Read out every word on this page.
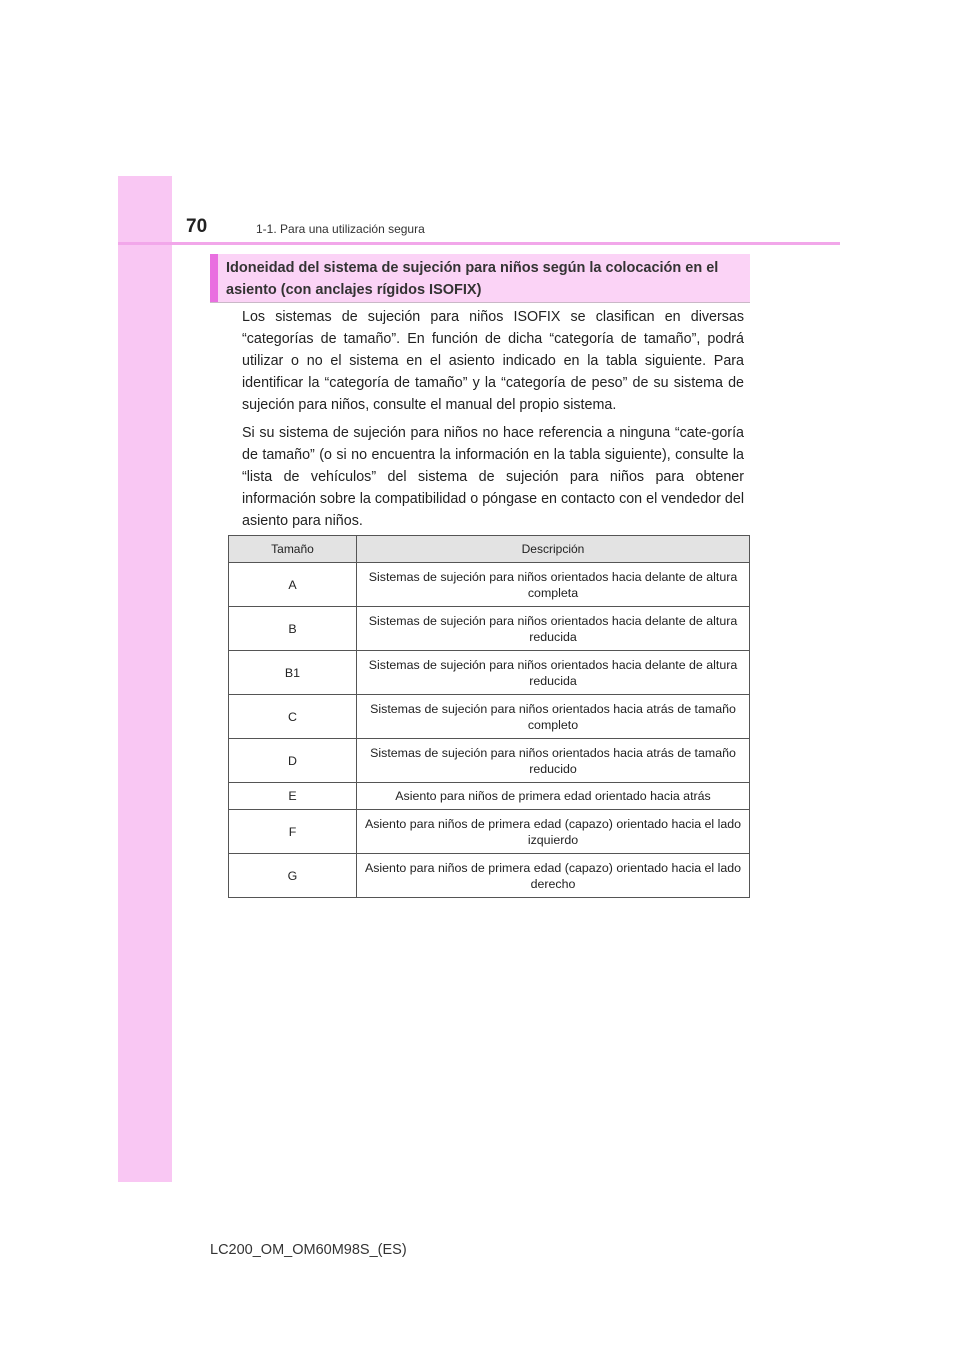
70	1-1. Para una utilización segura
Idoneidad del sistema de sujeción para niños según la colocación en el asiento (con anclajes rígidos ISOFIX)

Los sistemas de sujeción para niños ISOFIX se clasifican en diversas “categorías de tamaño”. En función de dicha “categoría de tamaño”, podrá utilizar o no el sistema en el asiento indicado en la tabla siguiente. Para identificar la “categoría de tamaño” y la “categoría de peso” de su sistema de sujeción para niños, consulte el manual del propio sistema.

Si su sistema de sujeción para niños no hace referencia a ninguna “cate-goría de tamaño” (o si no encuentra la información en la tabla siguiente), consulte la “lista de vehículos” del sistema de sujeción para niños para obtener información sobre la compatibilidad o póngase en contacto con el vendedor del asiento para niños.

Tamaño	Descripción
A	Sistemas de sujeción para niños orientados hacia delante de altura completa
B	Sistemas de sujeción para niños orientados hacia delante de altura reducida
B1	Sistemas de sujeción para niños orientados hacia delante de altura reducida
C	Sistemas de sujeción para niños orientados hacia atrás de tamaño completo
D	Sistemas de sujeción para niños orientados hacia atrás de tamaño reducido
E	Asiento para niños de primera edad orientado hacia atrás
F	Asiento para niños de primera edad (capazo) orientado hacia el lado izquierdo
G	Asiento para niños de primera edad (capazo) orientado hacia el lado derecho
LC200_OM_OM60M98S_(ES)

Stated task.
Write out the listing above exactly as it stands, pictures excluded.

Answer to this task.
Read out every word on this page.
70	1-1. Para una utilización segura
Idoneidad del sistema de sujeción para niños según la colocación en el asiento (con anclajes rígidos ISOFIX)

Los sistemas de sujeción para niños ISOFIX se clasifican en diversas “categorías de tamaño”. En función de dicha “categoría de tamaño”, podrá utilizar o no el sistema en el asiento indicado en la tabla siguiente. Para identificar la “categoría de tamaño” y la “categoría de peso” de su sistema de sujeción para niños, consulte el manual del propio sistema.

Si su sistema de sujeción para niños no hace referencia a ninguna “cate-goría de tamaño” (o si no encuentra la información en la tabla siguiente), consulte la “lista de vehículos” del sistema de sujeción para niños para obtener información sobre la compatibilidad o póngase en contacto con el vendedor del asiento para niños.

Tamaño	Descripción
A	Sistemas de sujeción para niños orientados hacia delante de altura completa
B	Sistemas de sujeción para niños orientados hacia delante de altura reducida
B1	Sistemas de sujeción para niños orientados hacia delante de altura reducida
C	Sistemas de sujeción para niños orientados hacia atrás de tamaño completo
D	Sistemas de sujeción para niños orientados hacia atrás de tamaño reducido
E	Asiento para niños de primera edad orientado hacia atrás
F	Asiento para niños de primera edad (capazo) orientado hacia el lado izquierdo
G	Asiento para niños de primera edad (capazo) orientado hacia el lado derecho
LC200_OM_OM60M98S_(ES)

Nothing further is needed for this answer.